-- Exercise requirements --
Transcribe the material word for word, but without the images.

-- Provided data --

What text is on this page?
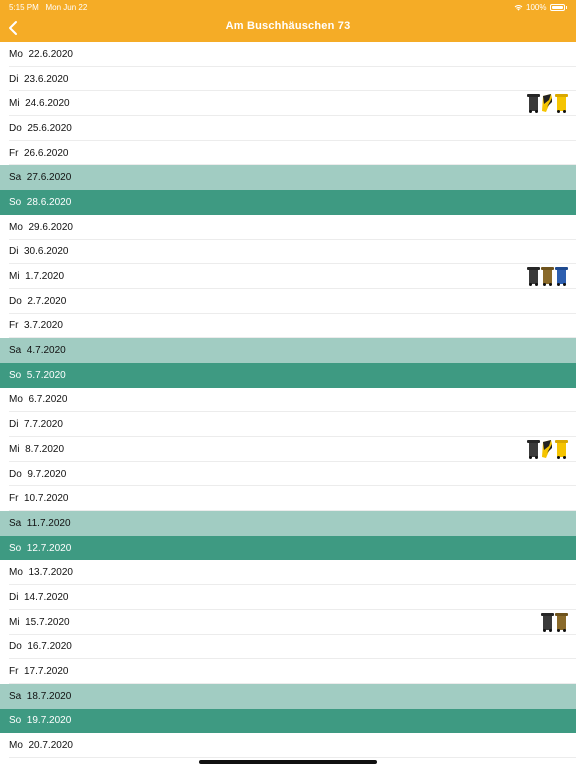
5:15 PM Mon Jun 22	100%
Am Buschhäuschen 73
Mo  22.6.2020
Di  23.6.2020
Mi  24.6.2020
Do  25.6.2020
Fr  26.6.2020
Sa  27.6.2020
So  28.6.2020
Mo  29.6.2020
Di  30.6.2020
Mi  1.7.2020
Do  2.7.2020
Fr  3.7.2020
Sa  4.7.2020
So  5.7.2020
Mo  6.7.2020
Di  7.7.2020
Mi  8.7.2020
Do  9.7.2020
Fr  10.7.2020
Sa  11.7.2020
So  12.7.2020
Mo  13.7.2020
Di  14.7.2020
Mi  15.7.2020
Do  16.7.2020
Fr  17.7.2020
Sa  18.7.2020
So  19.7.2020
Mo  20.7.2020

-- Final result --
What text is on this page?
5:15 PM Mon Jun 22	100%
Am Buschhäuschen 73
Mo  22.6.2020
Di  23.6.2020
Mi  24.6.2020
Do  25.6.2020
Fr  26.6.2020
Sa  27.6.2020
So  28.6.2020
Mo  29.6.2020
Di  30.6.2020
Mi  1.7.2020
Do  2.7.2020
Fr  3.7.2020
Sa  4.7.2020
So  5.7.2020
Mo  6.7.2020
Di  7.7.2020
Mi  8.7.2020
Do  9.7.2020
Fr  10.7.2020
Sa  11.7.2020
So  12.7.2020
Mo  13.7.2020
Di  14.7.2020
Mi  15.7.2020
Do  16.7.2020
Fr  17.7.2020
Sa  18.7.2020
So  19.7.2020
Mo  20.7.2020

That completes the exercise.